EXTRACTED DATA:
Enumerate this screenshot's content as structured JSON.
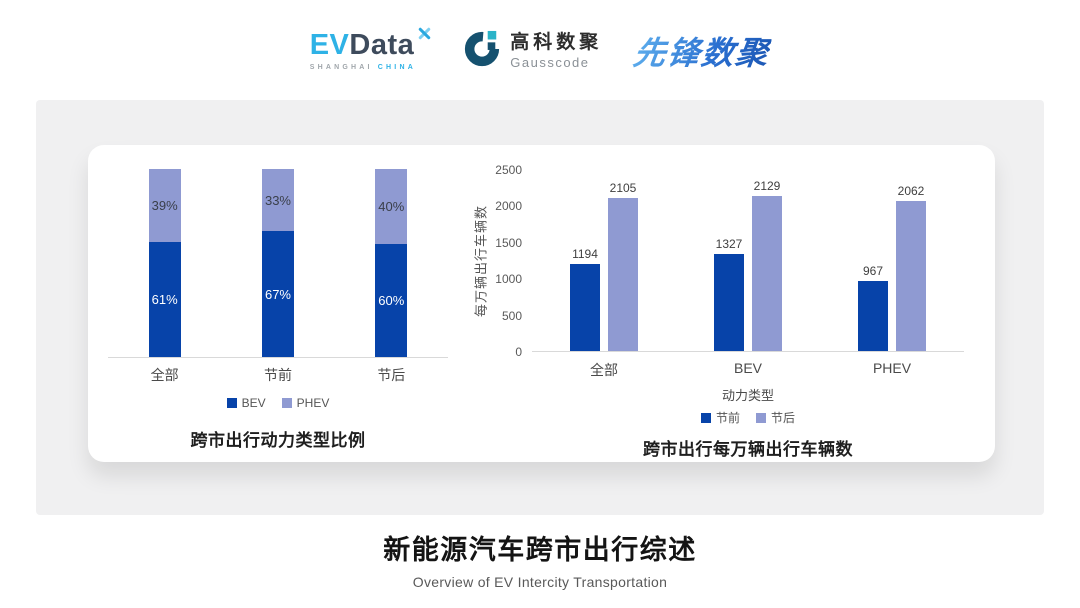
{
  "header": {
    "evdata": {
      "ev": "EV",
      "data": "Data",
      "sub1": "SHANGHAI",
      "sub2": "CHINA"
    },
    "gausscode": {
      "cn": "高科数聚",
      "en": "Gausscode"
    },
    "xianfeng": "先锋数聚"
  },
  "chart_data": [
    {
      "type": "bar",
      "variant": "stacked-percent",
      "title": "跨市出行动力类型比例",
      "categories": [
        "全部",
        "节前",
        "节后"
      ],
      "series": [
        {
          "name": "BEV",
          "color": "#0743a9",
          "values": [
            61,
            67,
            60
          ]
        },
        {
          "name": "PHEV",
          "color": "#8f9ad2",
          "values": [
            39,
            33,
            40
          ]
        }
      ],
      "value_suffix": "%",
      "ylim": [
        0,
        100
      ],
      "grid": false,
      "legend_position": "bottom"
    },
    {
      "type": "bar",
      "variant": "grouped",
      "title": "跨市出行每万辆出行车辆数",
      "xlabel": "动力类型",
      "ylabel": "每万辆出行车辆数",
      "categories": [
        "全部",
        "BEV",
        "PHEV"
      ],
      "series": [
        {
          "name": "节前",
          "color": "#0743a9",
          "values": [
            1194,
            1327,
            967
          ]
        },
        {
          "name": "节后",
          "color": "#8f9ad2",
          "values": [
            2105,
            2129,
            2062
          ]
        }
      ],
      "yticks": [
        0,
        500,
        1000,
        1500,
        2000,
        2500
      ],
      "ylim": [
        0,
        2500
      ],
      "grid": false,
      "legend_position": "bottom"
    }
  ],
  "footer": {
    "title": "新能源汽车跨市出行综述",
    "subtitle": "Overview of EV Intercity Transportation"
  },
  "colors": {
    "series_dark": "#0743a9",
    "series_light": "#8f9ad2",
    "card_bg": "#f0f0f1",
    "axis_line": "#d9d9d9"
  }
}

PROBLEM TO SOLVE: Note how many lines of the material contain the string "variant". Then report that number by itself.

WRITTEN ANSWER: 2